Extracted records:
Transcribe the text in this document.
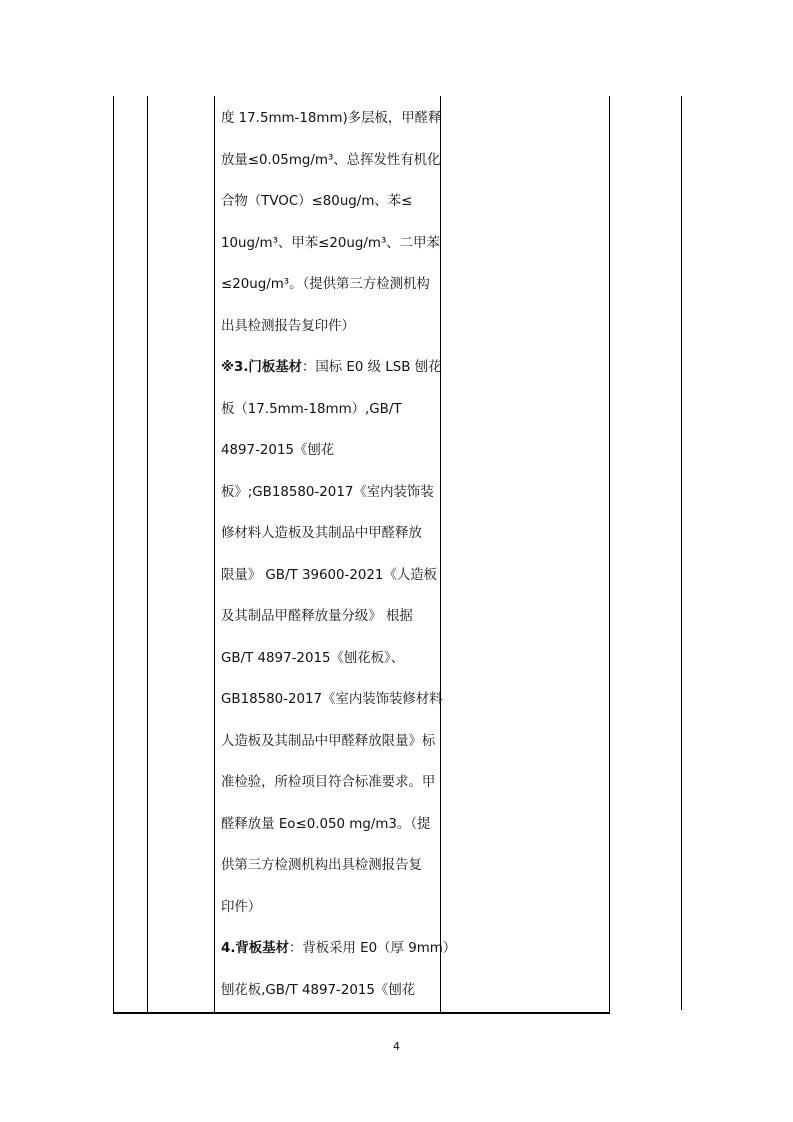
度 17.5mm-18mm)多层板，甲醛释
放量≤0.05mg/m³、总挥发性有机化
合物（TVOC）≤80ug/m、苯≤
10ug/m³、甲苯≤20ug/m³、二甲苯
≤20ug/m³。（提供第三方检测机构
出具检测报告复印件）
※3.门板基材：国标 E0 级 LSB 刨花
板（17.5mm-18mm）,GB/T
4897-2015《刨花
板》;GB18580-2017《室内装饰装
修材料人造板及其制品中甲醛释放
限量》 GB/T 39600-2021《人造板
及其制品甲醛释放量分级》 根据
GB/T 4897-2015《刨花板》、
GB18580-2017《室内装饰装修材料
人造板及其制品中甲醛释放限量》标
准检验，所检项目符合标准要求。甲
醛释放量 Eo≤0.050 mg/m3。（提
供第三方检测机构出具检测报告复
印件）
4.背板基材：背板采用 E0（厚 9mm）
刨花板,GB/T 4897-2015《刨花
4
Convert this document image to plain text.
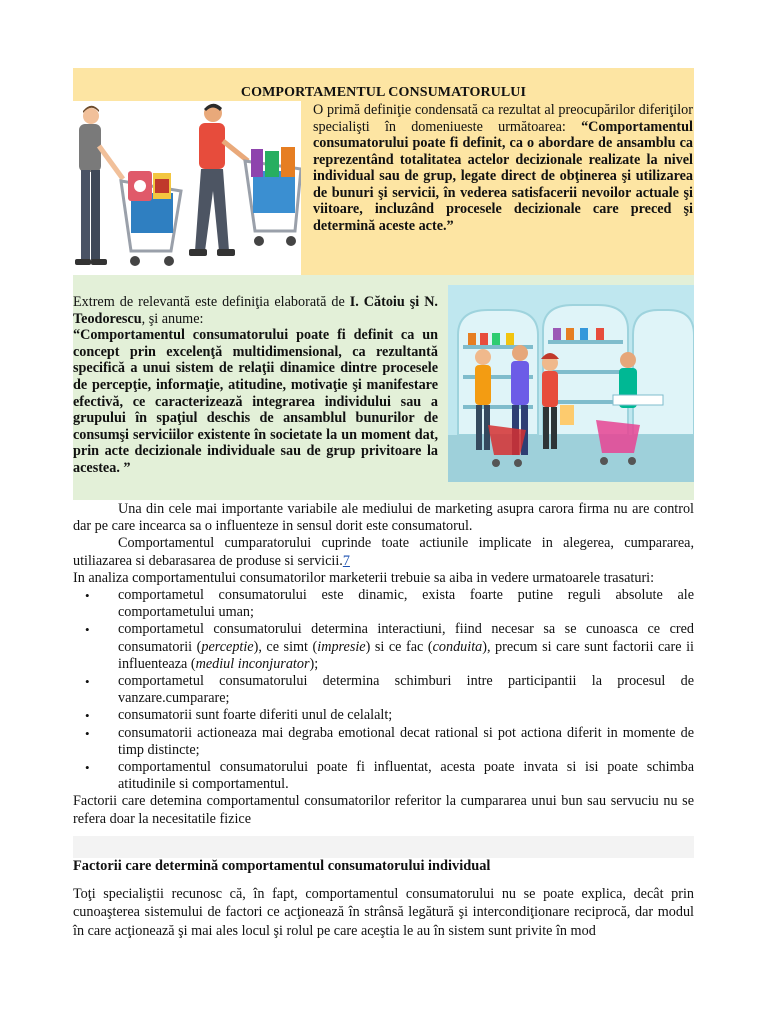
COMPORTAMENTUL CONSUMATORULUI
O primă definiţie condensată ca rezultat al preocupărilor diferiţilor specialişti în domeniueste următoarea: “Comportamentul consumatorului poate fi definit, ca o abordare de ansamblu ca reprezentând totalitatea actelor decizionale realizate la nivel individual sau de grup, legate direct de obţinerea şi utilizarea de bunuri şi servicii, în vederea satisfacerii nevoilor actuale şi viitoare, incluzând procesele decizionale care preced şi determină aceste acte.”
Extrem de relevantă este definiţia elaborată de I. Cătoiu şi N. Teodorescu, şi anume:
“Comportamentul consumatorului poate fi definit ca un concept prin excelenţă multidimensional, ca rezultantă specifică a unui sistem de relaţii dinamice dintre procesele de percepţie, informaţie, atitudine, motivaţie şi manifestare efectivă, ce caracterizează integrarea individului sau a grupului în spaţiul deschis de ansamblul bunurilor de consumşi serviciilor existente în societate la un moment dat, prin acte decizionale individuale sau de grup privitoare la acestea. ”

Una din cele mai importante variabile ale mediului de marketing asupra carora firma nu are control dar pe care incearca sa o influenteze in sensul dorit este consumatorul.

Comportamentul cumparatorului cuprinde toate actiunile implicate in alegerea, cumpararea, utiliazarea si debarasarea de produse si servicii.7

In analiza comportamentului consumatorilor marketerii trebuie sa aiba in vedere urmatoarele trasaturi:

• comportametul consumatorului este dinamic, exista foarte putine reguli absolute ale comportametului uman;
• comportametul consumatorului determina interactiuni, fiind necesar sa se cunoasca ce cred consumatorii (perceptie), ce simt (impresie) si ce fac (conduita), precum si care sunt factorii care ii influenteaza (mediul inconjurator);
• comportametul consumatorului determina schimburi intre participantii la procesul de vanzare.cumparare;
• consumatorii sunt foarte diferiti unul de celalalt;
• consumatorii actioneaza mai degraba emotional decat rational si pot actiona diferit in momente de timp distincte;
• comportamentul consumatorului poate fi influentat, acesta poate invata si isi poate schimba atitudinile si comportamentul.

Factorii care detemina comportamentul consumatorilor referitor la cumpararea unui bun sau servuciu nu se refera doar la necesitatile fizice

Factorii care determină comportamentul consumatorului individual
Toţi specialiştii recunosc că, în fapt, comportamentul consumatorului nu se poate explica, decât prin cunoaşterea sistemului de factori ce acţionează în strânsă legătură şi intercondiţionare reciprocă, dar modul în care acţionează şi mai ales locul şi rolul pe care aceştia le au în sistem sunt privite în mod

> **TASK DIRECTIONS**
Set down the records in full and exactly. Do not carry over any image.

> **TASK RESULT**
Transcribe the text in this document.
度 17.5mm-18mm)多层板，甲醛释
放量≤0.05mg/m³、总挥发性有机化
合物（TVOC）≤80ug/m、苯≤
10ug/m³、甲苯≤20ug/m³、二甲苯
≤20ug/m³。（提供第三方检测机构
出具检测报告复印件）
※3.门板基材：国标 E0 级 LSB 刨花
板（17.5mm-18mm）,GB/T
4897-2015《刨花
板》;GB18580-2017《室内装饰装
修材料人造板及其制品中甲醛释放
限量》 GB/T 39600-2021《人造板
及其制品甲醛释放量分级》 根据
GB/T 4897-2015《刨花板》、
GB18580-2017《室内装饰装修材料
人造板及其制品中甲醛释放限量》标
准检验，所检项目符合标准要求。甲
醛释放量 Eo≤0.050 mg/m3。（提
供第三方检测机构出具检测报告复
印件）
4.背板基材：背板采用 E0（厚 9mm）
刨花板,GB/T 4897-2015《刨花
4
Convert this document image to plain text.
COMPORTAMENTUL CONSUMATORULUI
O primă definiţie condensată ca rezultat al preocupărilor diferiţilor specialişti în domeniueste următoarea: “Comportamentul consumatorului poate fi definit, ca o abordare de ansamblu ca reprezentând totalitatea actelor decizionale realizate la nivel individual sau de grup, legate direct de obţinerea şi utilizarea de bunuri şi servicii, în vederea satisfacerii nevoilor actuale şi viitoare, incluzând procesele decizionale care preced şi determină aceste acte.”
Extrem de relevantă este definiţia elaborată de I. Cătoiu şi N. Teodorescu, şi anume:
“Comportamentul consumatorului poate fi definit ca un concept prin excelenţă multidimensional, ca rezultantă specifică a unui sistem de relaţii dinamice dintre procesele de percepţie, informaţie, atitudine, motivaţie şi manifestare efectivă, ce caracterizează integrarea individului sau a grupului în spaţiul deschis de ansamblul bunurilor de consumşi serviciilor existente în societate la un moment dat, prin acte decizionale individuale sau de grup privitoare la acestea. ”

Una din cele mai importante variabile ale mediului de marketing asupra carora firma nu are control dar pe care incearca sa o influenteze in sensul dorit este consumatorul.

Comportamentul cumparatorului cuprinde toate actiunile implicate in alegerea, cumpararea, utiliazarea si debarasarea de produse si servicii.7

In analiza comportamentului consumatorilor marketerii trebuie sa aiba in vedere urmatoarele trasaturi:

• comportametul consumatorului este dinamic, exista foarte putine reguli absolute ale comportametului uman;
• comportametul consumatorului determina interactiuni, fiind necesar sa se cunoasca ce cred consumatorii (perceptie), ce simt (impresie) si ce fac (conduita), precum si care sunt factorii care ii influenteaza (mediul inconjurator);
• comportametul consumatorului determina schimburi intre participantii la procesul de vanzare.cumparare;
• consumatorii sunt foarte diferiti unul de celalalt;
• consumatorii actioneaza mai degraba emotional decat rational si pot actiona diferit in momente de timp distincte;
• comportamentul consumatorului poate fi influentat, acesta poate invata si isi poate schimba atitudinile si comportamentul.

Factorii care detemina comportamentul consumatorilor referitor la cumpararea unui bun sau servuciu nu se refera doar la necesitatile fizice

Factorii care determină comportamentul consumatorului individual
Toţi specialiştii recunosc că, în fapt, comportamentul consumatorului nu se poate explica, decât prin cunoaşterea sistemului de factori ce acţionează în strânsă legătură şi intercondiţionare reciprocă, dar modul în care acţionează şi mai ales locul şi rolul pe care aceştia le au în sistem sunt privite în mod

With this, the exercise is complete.